→ Text:
□ □ □ □ □ □ □
In TRANSFORM-HF KCCQ-CSS improved more in the HFrEF group (least square mean 31.9) compared with the HFmrEF (24.9) and HFpEF (25.8) groups between index hospitalization and 1-year follow-up (P<0.0001). Several explanations can be proposed for this finding. First, the baseline CSS of TRANSFORM-HF participants was impressively lower (mean 44 ± 23, median 42 [26,60]) than the respective score of participants in previous HF trials,^30,31 reflecting their exclusive enrollment during the acute phase of a HF decompensation and the non-restrictive inclusion criteria of the trial. Lower baseline scores provide a greater opportunity for significant improvements of CSS during follow-up. Second, CSS has been shown to correlate with number of comorbidities in HF patients, irrespective of LVEF;³¹ in our population the comorbidity burden was considerably higher in patients with HFmrEF and HFpEF compared with patients with HFrEF. This was also the case with the prevalence of chronic obstructive pulmonary disease which has been associated with the lowest CSS scores.³¹ Additionally, HF hospitalizations are followed by more frequent initiation and dose increases of guideline-directed medical HF therapy among patients with HFrEF and HFmrEF,^32,33 which have been shown to improve PROs in patients with HFrEF.³⁴

Limitations

Our study has several limitations that should be acknowledged. First, this was a secondary (albeit prespecified) analysis of a neutral trial although the TRANSFORM-HF trial was powered to test the treatment effect of torsemide vs furosemide in the overall study cohort. Second, while the target event count was achieved in the main study, the sample size was approximately half that originally planned. Thus, this analysis, as all secondary analyses, may be limited by the more modest patient numbers. Third, echocardiographic assessment of LVEF is subject to variability, particularly when performed in local laboratories and over time (e.g. 24 months). However, lack of interaction even when LVEF was treated as a continuous variable increases our confidence in the validity of our results. Fourth, TRANSFORM-HF was an open-label study and knowledge of the assigned treatment may have affected PROs. This knowledge could have driven a “positive” effect of torsemide, yet this was not the case as no significant differences between the treatment groups were noted. Fifth, rates of missing data for PROs during follow-up were higher than in other recent HF trials and may bias toward neutral results. Sixth, loop diuretic dosing, discontinuation and cross-over during follow-up were at the treating physician’s discretion and may have influenced the results. Especially with regards to diuretic dosing at randomization, the preference of clinicians to use a 2:1 (rather than a 4:1) furosemide to torsemide conversion rate may have led to relative overdosing of torsemide,³⁵ and may have influenced the results.
□ □ □ □ □ □ □
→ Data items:
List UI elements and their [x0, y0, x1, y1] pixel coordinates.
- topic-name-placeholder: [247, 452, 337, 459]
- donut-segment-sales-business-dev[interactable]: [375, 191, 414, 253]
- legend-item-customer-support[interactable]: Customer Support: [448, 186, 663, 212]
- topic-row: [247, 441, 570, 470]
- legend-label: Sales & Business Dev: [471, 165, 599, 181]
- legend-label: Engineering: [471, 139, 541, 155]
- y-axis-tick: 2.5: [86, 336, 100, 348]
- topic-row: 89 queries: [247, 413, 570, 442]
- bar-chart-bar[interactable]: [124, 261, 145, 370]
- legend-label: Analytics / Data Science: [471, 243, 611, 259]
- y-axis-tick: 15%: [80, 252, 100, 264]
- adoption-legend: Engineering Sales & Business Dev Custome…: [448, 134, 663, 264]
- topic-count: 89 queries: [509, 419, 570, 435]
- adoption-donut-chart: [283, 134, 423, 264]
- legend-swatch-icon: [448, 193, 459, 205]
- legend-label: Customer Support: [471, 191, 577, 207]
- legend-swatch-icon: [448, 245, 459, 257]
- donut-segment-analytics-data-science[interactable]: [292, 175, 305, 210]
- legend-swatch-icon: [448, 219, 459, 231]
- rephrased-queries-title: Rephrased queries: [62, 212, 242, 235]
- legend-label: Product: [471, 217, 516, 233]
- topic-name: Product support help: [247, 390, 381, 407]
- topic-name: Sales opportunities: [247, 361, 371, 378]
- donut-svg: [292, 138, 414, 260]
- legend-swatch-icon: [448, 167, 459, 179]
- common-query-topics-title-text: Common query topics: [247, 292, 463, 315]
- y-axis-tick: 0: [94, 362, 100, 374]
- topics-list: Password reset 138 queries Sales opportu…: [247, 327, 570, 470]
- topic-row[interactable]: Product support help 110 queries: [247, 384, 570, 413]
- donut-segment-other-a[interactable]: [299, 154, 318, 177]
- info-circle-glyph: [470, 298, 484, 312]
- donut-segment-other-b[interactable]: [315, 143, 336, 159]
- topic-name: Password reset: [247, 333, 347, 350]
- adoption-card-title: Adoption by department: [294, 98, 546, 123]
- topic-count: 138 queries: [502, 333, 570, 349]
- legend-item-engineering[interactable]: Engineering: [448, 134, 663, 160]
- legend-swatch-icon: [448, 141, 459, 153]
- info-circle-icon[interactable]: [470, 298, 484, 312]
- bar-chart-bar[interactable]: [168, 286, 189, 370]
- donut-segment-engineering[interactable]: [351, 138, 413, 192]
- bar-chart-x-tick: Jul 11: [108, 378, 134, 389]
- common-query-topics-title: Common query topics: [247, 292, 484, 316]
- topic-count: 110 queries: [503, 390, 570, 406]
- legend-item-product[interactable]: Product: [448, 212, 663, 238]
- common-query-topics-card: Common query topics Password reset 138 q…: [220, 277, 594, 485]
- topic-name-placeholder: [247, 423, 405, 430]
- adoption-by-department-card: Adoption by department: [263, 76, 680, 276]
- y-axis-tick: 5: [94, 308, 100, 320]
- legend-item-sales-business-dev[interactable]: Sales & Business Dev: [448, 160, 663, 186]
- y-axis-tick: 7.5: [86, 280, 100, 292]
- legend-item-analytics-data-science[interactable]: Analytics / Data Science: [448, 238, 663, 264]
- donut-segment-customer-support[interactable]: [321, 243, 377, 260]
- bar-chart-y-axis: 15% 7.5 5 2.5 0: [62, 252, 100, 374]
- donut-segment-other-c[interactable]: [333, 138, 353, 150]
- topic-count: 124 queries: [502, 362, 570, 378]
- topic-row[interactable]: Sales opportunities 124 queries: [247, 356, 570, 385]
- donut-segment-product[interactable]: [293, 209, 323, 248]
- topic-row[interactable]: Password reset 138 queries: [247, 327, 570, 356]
□ □ □ □ □ □ □
→ Prompt: Continue the TRANSFORM-HF trial discussion from the point where it stops. None of the material is needed for this.

→ Answer box:
Conclusions

Despite baseline demographic and clinical differences between LVEF cohorts in TRANSFORM-HF and in contrast to previous observations, there seems to be a substantial risk for all-cause mortality and subsequent hospitalization in this population independent of baseline LVEF. PROs following an index HF hospitalization do not differ across LVEF groups, but improve more during follow-up in patients with HFrEF compared with those with HFmrEF and HFpEF. There were no significant differences in the clinical endpoints with torsemide vs furosemide following HF hospitalization across the LVEF spectrum.

Supplementary Material

Supplemental Publication Material

NIHMS1962059-supplement-Supplemental_Publication_Material.pdf^{(188.1KB, pdf)}

CLINICAL PERSPECTIVE.

What is new?
- Despite demographic and clinical differences between heart failure patients with reduced vs mildly reduced vs preserved ejection fraction, all have a similar, substantial risk for all-cause mortality and/or re-hospitalization in the first year following a HF hospitalization.
- There is no significant difference in the incidence of mortality and/or hospitalization endpoints or changes in KCCQ-CSS with torsemide vs furosemide across the LVEF spectrum.
What are the clinical implications?
- Our study provides insight in the contemporary clinical outcomes of a broad population of US patients following a HF hospitalization, stratified by LVEF.
- These data demonstrate that the outcomes of patients following a HF hospitalization are equally unfavorable, irrespective of their LVEF.
- There was no significant difference between torsemide and furosemide regarding clinical outcomes or change in KCCQ-CSS, with findings generally consistent across the LVEF spectrum.
- In light of their similar treatment effect across the LVEF spectrum, factors such as patient out-of-pocket cost, availability, and tolerability may be particular important in routine decisions of torsemide versus furosemide use.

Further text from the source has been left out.